What you need to do
Look through the records that follow. Copy every line containing the word "screenshot".

Collected data
——————————

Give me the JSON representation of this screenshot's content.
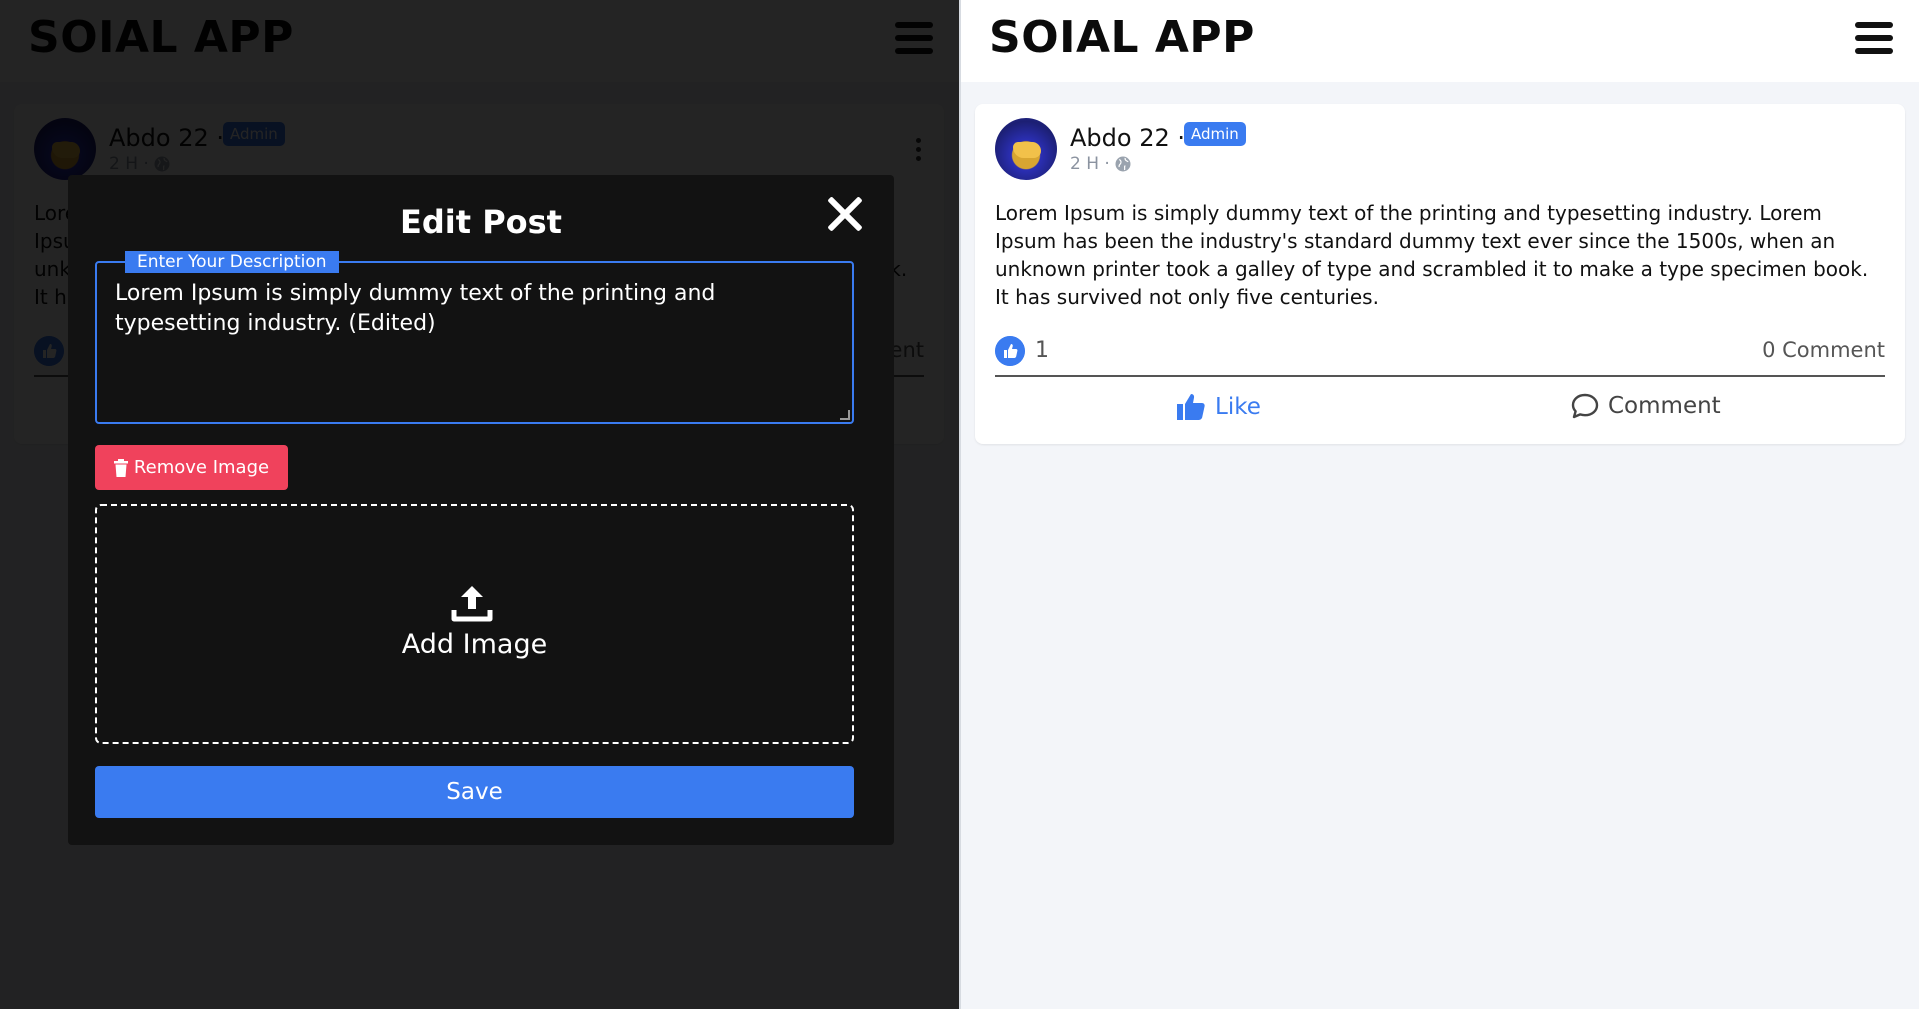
{
  "app": {
    "title": "SOIAL APP"
  },
  "post": {
    "author": "Abdo 22 ·",
    "badge": "Admin",
    "time": "2 H ·",
    "text": "Lorem Ipsum is simply dummy text of the printing and typesetting industry. Lorem Ipsum has been the industry's standard dummy text ever since the 1500s, when an unknown printer took a galley of type and scrambled it to make a type specimen book. It has survived not only five centuries.",
    "like_count": "1",
    "comment_count": "0 Comment",
    "like_label": "Like",
    "comment_label": "Comment"
  },
  "modal": {
    "title": "Edit Post",
    "description_label": "Enter Your Description",
    "description_value": "Lorem Ipsum is simply dummy text of the printing and typesetting industry. (Edited)",
    "remove_image_label": "Remove Image",
    "add_image_label": "Add Image",
    "save_label": "Save"
  },
  "colors": {
    "accent": "#3a7bf0",
    "danger": "#f0425c",
    "overlay": "#000000",
    "modal_bg": "#121212"
  },
  "icons": [
    "menu-icon",
    "globe-icon",
    "more-options-icon",
    "thumbs-up-icon",
    "comment-icon",
    "close-icon",
    "trash-icon",
    "upload-icon"
  ]
}
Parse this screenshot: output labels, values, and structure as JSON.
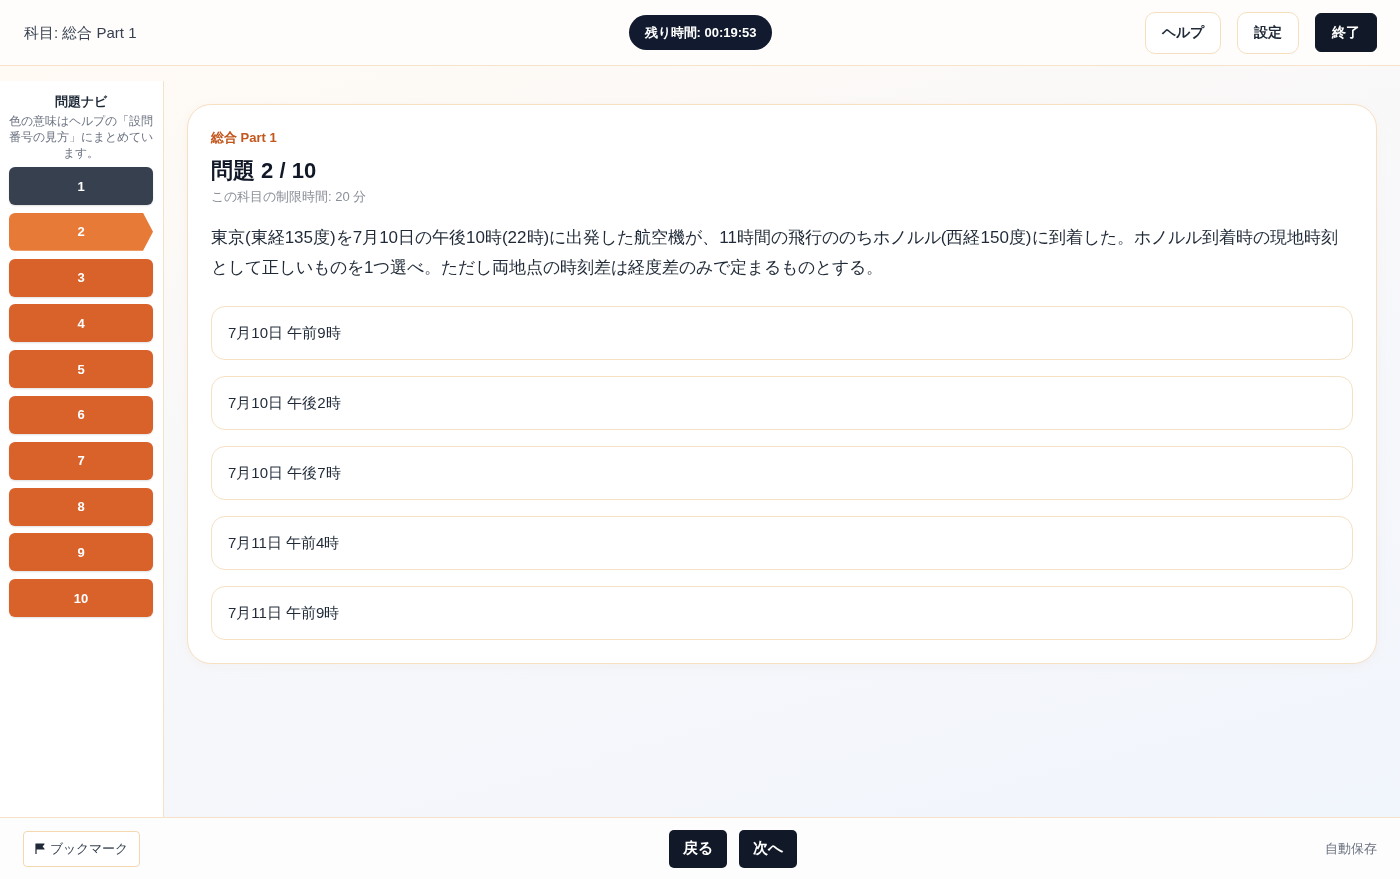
{
  "header": {
    "subject": "科目: 総合 Part 1",
    "timer": "残り時間: 00:19:53",
    "buttons": [
      {
        "label": "ヘルプ",
        "kind": "outline"
      },
      {
        "label": "設定",
        "kind": "outline"
      },
      {
        "label": "終了",
        "kind": "primary"
      }
    ]
  },
  "nav": {
    "title": "問題ナビ",
    "note": "色の意味はヘルプの「設問番号の見方」にまとめています。",
    "items": [
      {
        "label": "1",
        "color": "#36404f",
        "selected": false
      },
      {
        "label": "2",
        "color": "#e87a37",
        "selected": true
      },
      {
        "label": "3",
        "color": "#d9622b",
        "selected": false
      },
      {
        "label": "4",
        "color": "#d9622b",
        "selected": false
      },
      {
        "label": "5",
        "color": "#d9622b",
        "selected": false
      },
      {
        "label": "6",
        "color": "#d9622b",
        "selected": false
      },
      {
        "label": "7",
        "color": "#d9622b",
        "selected": false
      },
      {
        "label": "8",
        "color": "#d9622b",
        "selected": false
      },
      {
        "label": "9",
        "color": "#d9622b",
        "selected": false
      },
      {
        "label": "10",
        "color": "#d9622b",
        "selected": false
      }
    ]
  },
  "question": {
    "section": "総合 Part 1",
    "title": "問題 2 / 10",
    "time_limit": "この科目の制限時間: 20 分",
    "text": "東京(東経135度)を7月10日の午後10時(22時)に出発した航空機が、11時間の飛行ののちホノルル(西経150度)に到着した。ホノルル到着時の現地時刻として正しいものを1つ選べ。ただし両地点の時刻差は経度差のみで定まるものとする。",
    "choices": [
      {
        "label": "7月10日 午前9時",
        "selected": false
      },
      {
        "label": "7月10日 午後2時",
        "selected": false
      },
      {
        "label": "7月10日 午後7時",
        "selected": false
      },
      {
        "label": "7月11日 午前4時",
        "selected": false
      },
      {
        "label": "7月11日 午前9時",
        "selected": false
      }
    ]
  },
  "footer": {
    "bookmark": "ブックマーク",
    "nav_buttons": [
      "戻る",
      "次へ"
    ],
    "autosave": "自動保存"
  }
}
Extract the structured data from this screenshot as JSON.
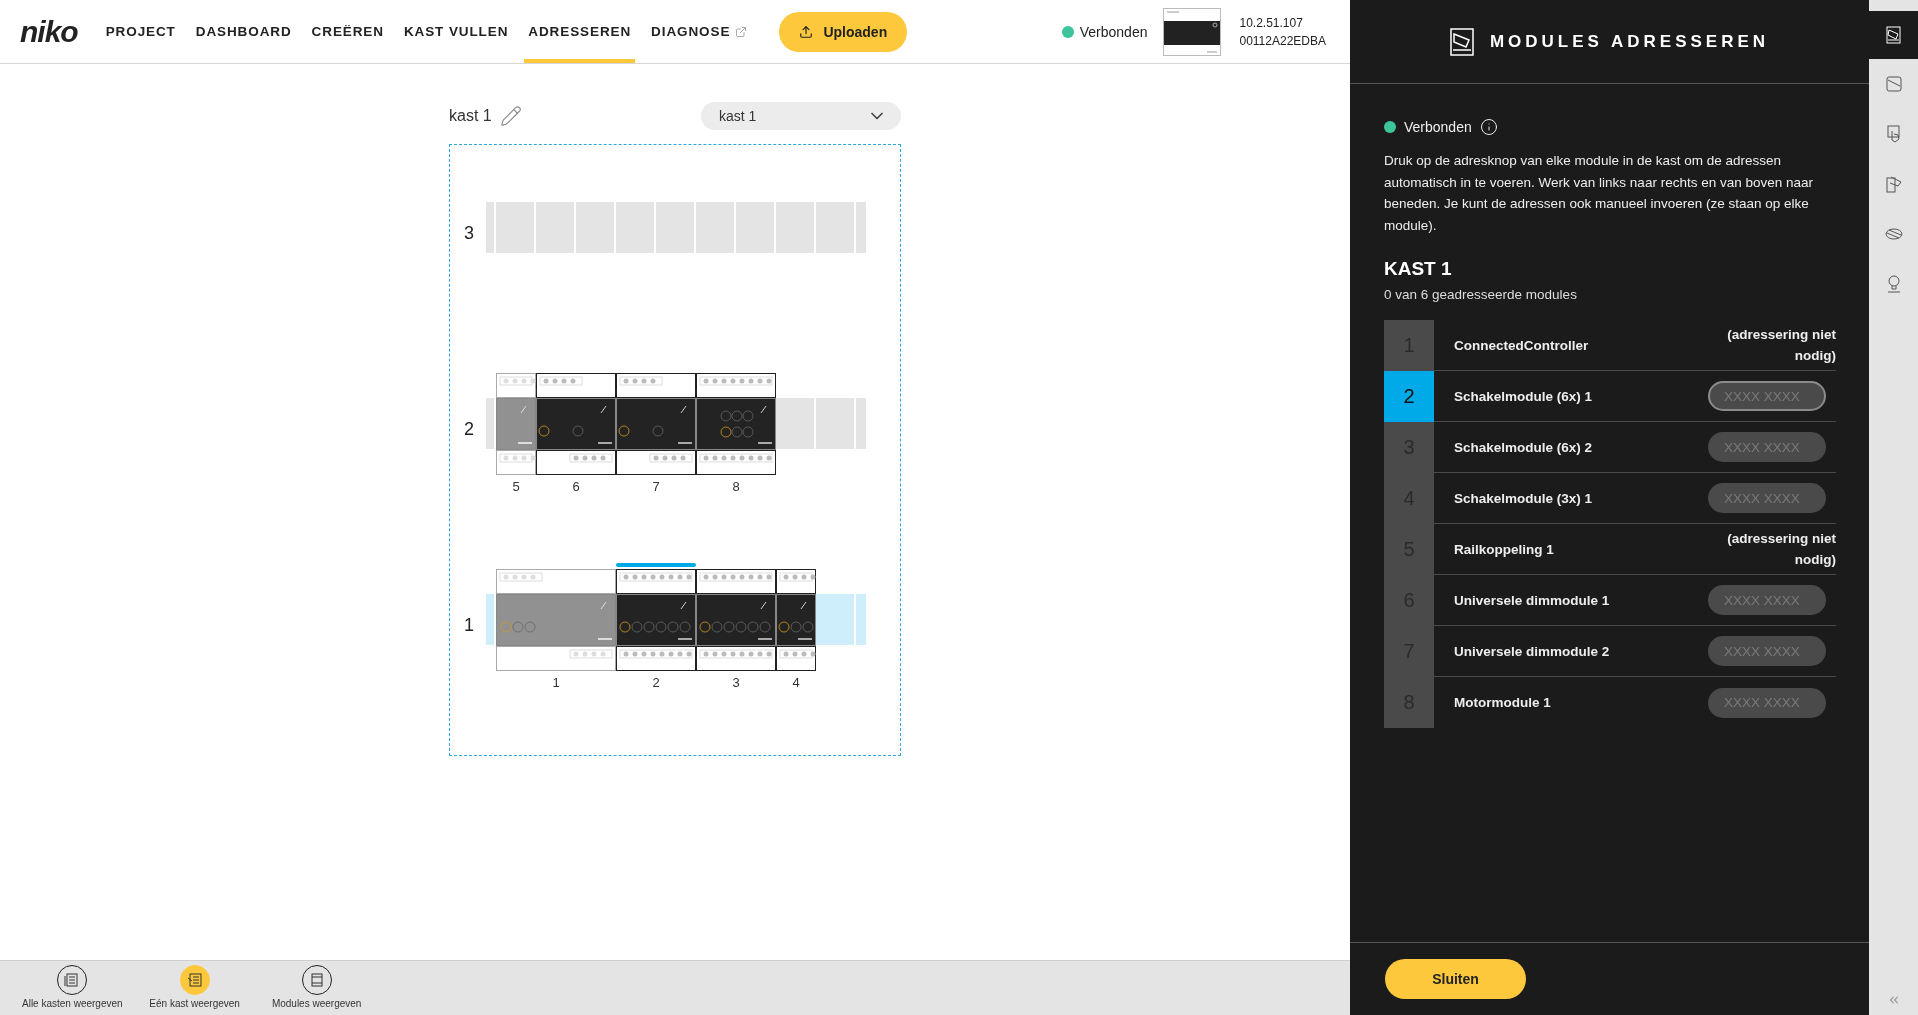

——————————

Result of the task
Give me the JSON representation of this screenshot's content.
Parse this screenshot: output labels, values, and structure as JSON.
Extract the structured data from this screenshot as JSON.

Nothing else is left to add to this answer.